▶ _TASK OBJECTIVE_
In the copy, include every entry exactly but none of the images.

[START OF DATA PROVIDED]

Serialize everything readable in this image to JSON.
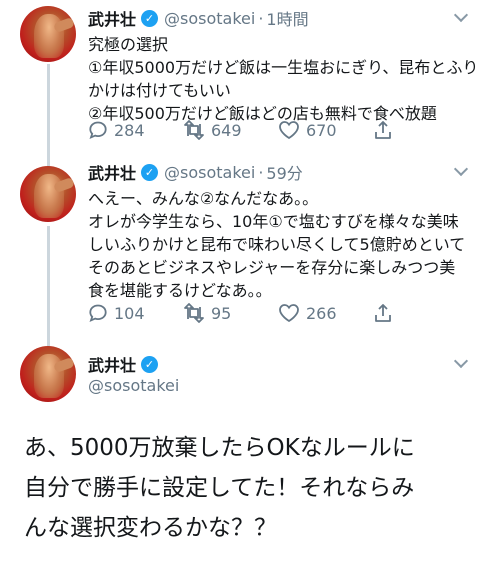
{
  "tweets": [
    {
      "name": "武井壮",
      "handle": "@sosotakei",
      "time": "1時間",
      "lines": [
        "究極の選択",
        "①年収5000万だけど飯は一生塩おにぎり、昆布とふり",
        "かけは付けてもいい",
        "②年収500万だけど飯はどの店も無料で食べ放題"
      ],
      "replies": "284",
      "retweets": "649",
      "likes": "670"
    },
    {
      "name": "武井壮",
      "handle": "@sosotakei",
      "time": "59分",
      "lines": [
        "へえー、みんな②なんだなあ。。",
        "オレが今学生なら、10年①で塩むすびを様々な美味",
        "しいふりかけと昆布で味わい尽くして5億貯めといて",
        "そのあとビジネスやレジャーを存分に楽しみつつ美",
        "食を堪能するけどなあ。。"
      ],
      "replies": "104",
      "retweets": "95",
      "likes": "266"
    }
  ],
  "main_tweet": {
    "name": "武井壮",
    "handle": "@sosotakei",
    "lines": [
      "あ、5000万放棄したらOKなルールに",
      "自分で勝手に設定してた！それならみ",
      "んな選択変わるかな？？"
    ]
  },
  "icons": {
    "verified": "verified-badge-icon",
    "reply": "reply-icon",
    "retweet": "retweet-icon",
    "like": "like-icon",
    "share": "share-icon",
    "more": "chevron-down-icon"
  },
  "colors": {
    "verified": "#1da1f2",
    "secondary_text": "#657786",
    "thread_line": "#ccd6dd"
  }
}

[END OF DATA PROVIDED]

▶ _EXERCISE RESPONSE_
Serialize everything readable in this image to JSON.
{
  "tweets": [
    {
      "name": "武井壮",
      "handle": "@sosotakei",
      "time": "1時間",
      "lines": [
        "究極の選択",
        "①年収5000万だけど飯は一生塩おにぎり、昆布とふり",
        "かけは付けてもいい",
        "②年収500万だけど飯はどの店も無料で食べ放題"
      ],
      "replies": "284",
      "retweets": "649",
      "likes": "670"
    },
    {
      "name": "武井壮",
      "handle": "@sosotakei",
      "time": "59分",
      "lines": [
        "へえー、みんな②なんだなあ。。",
        "オレが今学生なら、10年①で塩むすびを様々な美味",
        "しいふりかけと昆布で味わい尽くして5億貯めといて",
        "そのあとビジネスやレジャーを存分に楽しみつつ美",
        "食を堪能するけどなあ。。"
      ],
      "replies": "104",
      "retweets": "95",
      "likes": "266"
    }
  ],
  "main_tweet": {
    "name": "武井壮",
    "handle": "@sosotakei",
    "lines": [
      "あ、5000万放棄したらOKなルールに",
      "自分で勝手に設定してた！それならみ",
      "んな選択変わるかな？？"
    ]
  },
  "icons": {
    "verified": "verified-badge-icon",
    "reply": "reply-icon",
    "retweet": "retweet-icon",
    "like": "like-icon",
    "share": "share-icon",
    "more": "chevron-down-icon"
  },
  "colors": {
    "verified": "#1da1f2",
    "secondary_text": "#657786",
    "thread_line": "#ccd6dd"
  }
}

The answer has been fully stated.